::: Input rows

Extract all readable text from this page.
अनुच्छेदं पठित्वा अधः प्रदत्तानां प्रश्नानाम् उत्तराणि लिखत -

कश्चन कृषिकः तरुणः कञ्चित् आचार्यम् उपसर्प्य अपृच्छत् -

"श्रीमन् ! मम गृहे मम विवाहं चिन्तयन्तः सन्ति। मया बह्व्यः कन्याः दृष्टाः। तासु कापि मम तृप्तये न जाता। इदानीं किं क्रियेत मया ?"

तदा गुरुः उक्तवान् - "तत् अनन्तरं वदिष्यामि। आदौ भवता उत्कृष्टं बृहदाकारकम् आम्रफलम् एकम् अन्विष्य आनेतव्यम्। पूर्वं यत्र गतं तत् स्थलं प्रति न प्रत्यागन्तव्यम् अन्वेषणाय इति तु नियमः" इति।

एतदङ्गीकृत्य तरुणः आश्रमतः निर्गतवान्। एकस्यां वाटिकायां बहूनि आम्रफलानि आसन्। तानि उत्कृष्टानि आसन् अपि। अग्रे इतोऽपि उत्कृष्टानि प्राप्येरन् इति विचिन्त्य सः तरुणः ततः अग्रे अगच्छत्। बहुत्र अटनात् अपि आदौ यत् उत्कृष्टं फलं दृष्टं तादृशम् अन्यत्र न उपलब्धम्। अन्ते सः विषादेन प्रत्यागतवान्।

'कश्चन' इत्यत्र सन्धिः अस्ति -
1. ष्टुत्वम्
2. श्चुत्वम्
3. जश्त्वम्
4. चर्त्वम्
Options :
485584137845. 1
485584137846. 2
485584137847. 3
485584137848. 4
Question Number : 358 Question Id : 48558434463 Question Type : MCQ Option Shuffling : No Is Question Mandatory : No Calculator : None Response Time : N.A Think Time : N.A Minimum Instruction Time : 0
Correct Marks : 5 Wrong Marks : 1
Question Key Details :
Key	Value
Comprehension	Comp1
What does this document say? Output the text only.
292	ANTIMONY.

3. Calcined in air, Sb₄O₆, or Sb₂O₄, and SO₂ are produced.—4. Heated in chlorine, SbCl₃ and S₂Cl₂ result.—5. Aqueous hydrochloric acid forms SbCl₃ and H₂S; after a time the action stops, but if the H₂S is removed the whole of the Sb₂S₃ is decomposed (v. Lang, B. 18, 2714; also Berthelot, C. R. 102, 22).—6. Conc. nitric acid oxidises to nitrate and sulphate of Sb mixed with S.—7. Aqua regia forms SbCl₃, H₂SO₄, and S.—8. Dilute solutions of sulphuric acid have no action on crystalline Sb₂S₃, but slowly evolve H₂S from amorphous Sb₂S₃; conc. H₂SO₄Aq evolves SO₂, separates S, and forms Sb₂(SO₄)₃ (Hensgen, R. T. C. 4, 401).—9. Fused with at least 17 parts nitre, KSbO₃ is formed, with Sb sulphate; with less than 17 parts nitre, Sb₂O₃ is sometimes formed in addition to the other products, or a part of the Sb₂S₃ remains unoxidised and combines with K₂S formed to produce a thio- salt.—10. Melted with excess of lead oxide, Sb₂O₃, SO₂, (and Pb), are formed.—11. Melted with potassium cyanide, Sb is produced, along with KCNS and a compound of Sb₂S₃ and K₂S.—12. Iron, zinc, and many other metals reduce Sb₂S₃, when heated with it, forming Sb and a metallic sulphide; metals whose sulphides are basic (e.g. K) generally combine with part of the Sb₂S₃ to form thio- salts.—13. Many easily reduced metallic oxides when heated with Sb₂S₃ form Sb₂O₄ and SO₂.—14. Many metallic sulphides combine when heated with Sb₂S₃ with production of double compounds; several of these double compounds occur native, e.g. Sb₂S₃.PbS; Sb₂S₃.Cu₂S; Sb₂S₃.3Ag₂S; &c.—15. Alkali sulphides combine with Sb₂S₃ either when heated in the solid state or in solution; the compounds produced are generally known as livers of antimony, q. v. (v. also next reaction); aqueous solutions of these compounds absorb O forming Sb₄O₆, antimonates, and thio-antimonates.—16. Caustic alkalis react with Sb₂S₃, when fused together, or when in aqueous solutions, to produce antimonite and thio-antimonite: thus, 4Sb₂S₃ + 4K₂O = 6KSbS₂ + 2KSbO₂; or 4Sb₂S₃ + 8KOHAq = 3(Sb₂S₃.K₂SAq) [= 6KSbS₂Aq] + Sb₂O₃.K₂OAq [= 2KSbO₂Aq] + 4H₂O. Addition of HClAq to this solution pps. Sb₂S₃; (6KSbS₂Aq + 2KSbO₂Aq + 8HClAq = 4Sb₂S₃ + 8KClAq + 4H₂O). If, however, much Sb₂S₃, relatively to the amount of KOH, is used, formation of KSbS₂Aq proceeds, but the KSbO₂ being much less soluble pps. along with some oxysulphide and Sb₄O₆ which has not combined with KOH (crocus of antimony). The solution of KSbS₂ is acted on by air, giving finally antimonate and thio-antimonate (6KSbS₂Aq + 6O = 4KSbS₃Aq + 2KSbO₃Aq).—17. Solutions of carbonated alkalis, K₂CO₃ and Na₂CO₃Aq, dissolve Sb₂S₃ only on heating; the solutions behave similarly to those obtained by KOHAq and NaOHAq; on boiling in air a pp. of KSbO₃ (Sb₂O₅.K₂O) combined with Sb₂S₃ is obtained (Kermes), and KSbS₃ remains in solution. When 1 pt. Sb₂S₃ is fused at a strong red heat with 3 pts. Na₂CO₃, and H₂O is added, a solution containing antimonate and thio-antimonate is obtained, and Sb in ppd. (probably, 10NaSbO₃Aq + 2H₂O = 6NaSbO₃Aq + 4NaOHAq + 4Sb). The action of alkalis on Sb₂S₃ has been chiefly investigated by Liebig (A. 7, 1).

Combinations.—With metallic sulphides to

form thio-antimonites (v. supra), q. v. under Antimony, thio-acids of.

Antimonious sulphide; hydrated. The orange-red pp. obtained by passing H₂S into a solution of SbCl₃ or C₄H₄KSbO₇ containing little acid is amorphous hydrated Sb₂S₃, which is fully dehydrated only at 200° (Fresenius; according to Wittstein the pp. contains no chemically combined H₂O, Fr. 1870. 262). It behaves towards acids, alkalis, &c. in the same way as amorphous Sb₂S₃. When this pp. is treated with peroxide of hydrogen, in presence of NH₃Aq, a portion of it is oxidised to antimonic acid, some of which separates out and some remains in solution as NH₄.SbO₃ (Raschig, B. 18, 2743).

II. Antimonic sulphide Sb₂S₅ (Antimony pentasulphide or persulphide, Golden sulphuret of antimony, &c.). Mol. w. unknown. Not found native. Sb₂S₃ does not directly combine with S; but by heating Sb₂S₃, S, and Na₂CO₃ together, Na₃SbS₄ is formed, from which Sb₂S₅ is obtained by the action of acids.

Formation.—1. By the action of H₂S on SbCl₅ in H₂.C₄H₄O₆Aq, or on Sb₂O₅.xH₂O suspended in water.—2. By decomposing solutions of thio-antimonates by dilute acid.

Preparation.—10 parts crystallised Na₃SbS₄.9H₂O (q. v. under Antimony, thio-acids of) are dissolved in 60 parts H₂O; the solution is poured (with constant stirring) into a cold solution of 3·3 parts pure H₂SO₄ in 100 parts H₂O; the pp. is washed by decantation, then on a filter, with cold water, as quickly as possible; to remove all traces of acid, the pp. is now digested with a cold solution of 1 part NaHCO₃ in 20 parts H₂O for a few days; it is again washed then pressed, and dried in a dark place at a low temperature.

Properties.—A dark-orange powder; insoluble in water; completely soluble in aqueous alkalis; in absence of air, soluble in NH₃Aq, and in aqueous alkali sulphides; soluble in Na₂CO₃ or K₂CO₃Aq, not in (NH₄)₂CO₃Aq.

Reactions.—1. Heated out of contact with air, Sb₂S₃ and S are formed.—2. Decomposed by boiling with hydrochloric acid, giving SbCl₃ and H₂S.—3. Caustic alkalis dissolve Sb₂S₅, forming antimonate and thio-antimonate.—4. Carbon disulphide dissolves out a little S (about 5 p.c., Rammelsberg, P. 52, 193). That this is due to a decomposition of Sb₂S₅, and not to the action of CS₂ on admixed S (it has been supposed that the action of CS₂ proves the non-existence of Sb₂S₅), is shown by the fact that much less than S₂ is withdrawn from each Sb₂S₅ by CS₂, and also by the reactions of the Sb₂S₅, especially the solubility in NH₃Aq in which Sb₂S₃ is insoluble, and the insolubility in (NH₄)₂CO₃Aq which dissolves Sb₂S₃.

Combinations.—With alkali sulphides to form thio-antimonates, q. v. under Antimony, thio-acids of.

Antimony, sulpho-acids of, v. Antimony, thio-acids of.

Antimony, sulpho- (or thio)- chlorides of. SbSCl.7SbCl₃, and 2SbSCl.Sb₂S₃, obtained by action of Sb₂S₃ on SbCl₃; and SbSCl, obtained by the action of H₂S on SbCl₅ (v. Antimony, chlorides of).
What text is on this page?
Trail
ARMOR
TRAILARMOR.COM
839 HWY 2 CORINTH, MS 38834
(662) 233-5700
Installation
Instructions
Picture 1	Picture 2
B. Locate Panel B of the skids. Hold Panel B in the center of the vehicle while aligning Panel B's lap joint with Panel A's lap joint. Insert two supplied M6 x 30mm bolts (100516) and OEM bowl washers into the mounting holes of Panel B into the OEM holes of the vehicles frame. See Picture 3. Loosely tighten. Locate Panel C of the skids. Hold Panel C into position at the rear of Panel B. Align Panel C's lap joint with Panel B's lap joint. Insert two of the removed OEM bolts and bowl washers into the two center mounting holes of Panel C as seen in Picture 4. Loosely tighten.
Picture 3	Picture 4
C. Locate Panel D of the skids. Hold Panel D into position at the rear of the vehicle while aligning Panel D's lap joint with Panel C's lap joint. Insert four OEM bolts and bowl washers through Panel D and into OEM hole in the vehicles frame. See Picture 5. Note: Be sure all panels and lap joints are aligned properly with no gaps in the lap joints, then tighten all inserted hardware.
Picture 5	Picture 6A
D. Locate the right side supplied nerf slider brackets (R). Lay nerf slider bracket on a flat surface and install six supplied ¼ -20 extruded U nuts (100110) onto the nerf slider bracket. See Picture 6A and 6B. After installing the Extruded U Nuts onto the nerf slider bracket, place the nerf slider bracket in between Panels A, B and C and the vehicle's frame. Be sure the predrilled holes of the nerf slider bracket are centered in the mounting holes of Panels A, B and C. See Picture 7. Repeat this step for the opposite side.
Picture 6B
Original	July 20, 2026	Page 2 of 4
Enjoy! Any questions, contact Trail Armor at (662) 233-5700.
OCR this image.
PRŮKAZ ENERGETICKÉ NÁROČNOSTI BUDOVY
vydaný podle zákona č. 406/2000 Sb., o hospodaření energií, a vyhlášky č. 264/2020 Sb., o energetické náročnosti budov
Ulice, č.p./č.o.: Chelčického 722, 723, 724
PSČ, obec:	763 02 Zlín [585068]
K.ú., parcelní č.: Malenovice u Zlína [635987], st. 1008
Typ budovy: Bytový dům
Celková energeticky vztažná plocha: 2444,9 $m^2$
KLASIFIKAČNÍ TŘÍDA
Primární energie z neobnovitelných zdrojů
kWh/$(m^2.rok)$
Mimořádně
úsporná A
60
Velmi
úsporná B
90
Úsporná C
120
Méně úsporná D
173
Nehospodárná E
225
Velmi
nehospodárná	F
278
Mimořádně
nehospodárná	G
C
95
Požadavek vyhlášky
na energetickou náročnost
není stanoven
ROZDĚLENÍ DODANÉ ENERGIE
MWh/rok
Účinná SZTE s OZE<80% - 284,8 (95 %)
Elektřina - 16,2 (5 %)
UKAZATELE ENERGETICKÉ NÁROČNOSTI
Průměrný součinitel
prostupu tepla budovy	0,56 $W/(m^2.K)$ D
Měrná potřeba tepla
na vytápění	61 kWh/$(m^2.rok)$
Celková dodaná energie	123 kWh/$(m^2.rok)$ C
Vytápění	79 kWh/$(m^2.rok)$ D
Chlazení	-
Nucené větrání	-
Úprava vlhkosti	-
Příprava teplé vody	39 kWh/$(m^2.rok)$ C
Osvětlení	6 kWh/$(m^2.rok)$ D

::::::

§ **What to do**: Repeat the line that contains "OCR this image.", then every line after it until the records end, with nothing added.

§ **Solution to this task**:
OCR this image.
PRŮKAZ ENERGETICKÉ NÁROČNOSTI BUDOVY
vydaný podle zákona č. 406/2000 Sb., o hospodaření energií, a vyhlášky č. 264/2020 Sb., o energetické náročnosti budov
Ulice, č.p./č.o.: Chelčického 722, 723, 724
PSČ, obec:	763 02 Zlín [585068]
K.ú., parcelní č.: Malenovice u Zlína [635987], st. 1008
Typ budovy: Bytový dům
Celková energeticky vztažná plocha: 2444,9 $m^2$
KLASIFIKAČNÍ TŘÍDA
Primární energie z neobnovitelných zdrojů
kWh/$(m^2.rok)$
Mimořádně
úsporná A
60
Velmi
úsporná B
90
Úsporná C
120
Méně úsporná D
173
Nehospodárná E
225
Velmi
nehospodárná	F
278
Mimořádně
nehospodárná	G
C
95
Požadavek vyhlášky
na energetickou náročnost
není stanoven
ROZDĚLENÍ DODANÉ ENERGIE
MWh/rok
Účinná SZTE s OZE<80% - 284,8 (95 %)
Elektřina - 16,2 (5 %)
UKAZATELE ENERGETICKÉ NÁROČNOSTI
Průměrný součinitel
prostupu tepla budovy	0,56 $W/(m^2.K)$ D
Měrná potřeba tepla
na vytápění	61 kWh/$(m^2.rok)$
Celková dodaná energie	123 kWh/$(m^2.rok)$ C
Vytápění	79 kWh/$(m^2.rok)$ D
Chlazení	-
Nucené větrání	-
Úprava vlhkosti	-
Příprava teplé vody	39 kWh/$(m^2.rok)$ C
Osvětlení	6 kWh/$(m^2.rok)$ D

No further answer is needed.